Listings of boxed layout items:
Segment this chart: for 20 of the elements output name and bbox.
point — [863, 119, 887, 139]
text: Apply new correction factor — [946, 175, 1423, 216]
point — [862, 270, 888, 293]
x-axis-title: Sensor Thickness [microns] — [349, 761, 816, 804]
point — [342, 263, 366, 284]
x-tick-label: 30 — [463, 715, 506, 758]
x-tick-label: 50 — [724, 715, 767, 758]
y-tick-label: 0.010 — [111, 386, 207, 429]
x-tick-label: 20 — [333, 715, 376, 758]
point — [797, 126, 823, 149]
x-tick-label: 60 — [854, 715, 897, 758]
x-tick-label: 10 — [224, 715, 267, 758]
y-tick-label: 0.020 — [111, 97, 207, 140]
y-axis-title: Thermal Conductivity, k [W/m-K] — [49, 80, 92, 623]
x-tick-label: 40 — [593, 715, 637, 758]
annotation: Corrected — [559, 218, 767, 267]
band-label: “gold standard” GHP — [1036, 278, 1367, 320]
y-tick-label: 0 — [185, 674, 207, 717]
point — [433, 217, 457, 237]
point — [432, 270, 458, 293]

STATED PROBLEM
Reproduce the records in full, substituting "x-axis-tick" for every occurrence of "x-tick-label" and leaving everything else unchanged.

OUTPUT OF THE TASK
Segment this chart: for 20 of the elements output name and bbox.
point — [863, 119, 887, 139]
text: Apply new correction factor — [946, 175, 1423, 216]
point — [862, 270, 888, 293]
x-axis-title: Sensor Thickness [microns] — [349, 761, 816, 804]
point — [342, 263, 366, 284]
x-axis-tick: 30 — [463, 715, 506, 758]
x-axis-tick: 50 — [724, 715, 767, 758]
y-tick-label: 0.010 — [111, 386, 207, 429]
x-axis-tick: 20 — [333, 715, 376, 758]
point — [797, 126, 823, 149]
x-axis-tick: 60 — [854, 715, 897, 758]
x-axis-tick: 10 — [224, 715, 267, 758]
y-tick-label: 0.020 — [111, 97, 207, 140]
y-axis-title: Thermal Conductivity, k [W/m-K] — [49, 80, 92, 623]
x-axis-tick: 40 — [593, 715, 637, 758]
annotation: Corrected — [559, 218, 767, 267]
band-label: “gold standard” GHP — [1036, 278, 1367, 320]
y-tick-label: 0 — [185, 674, 207, 717]
point — [433, 217, 457, 237]
point — [432, 270, 458, 293]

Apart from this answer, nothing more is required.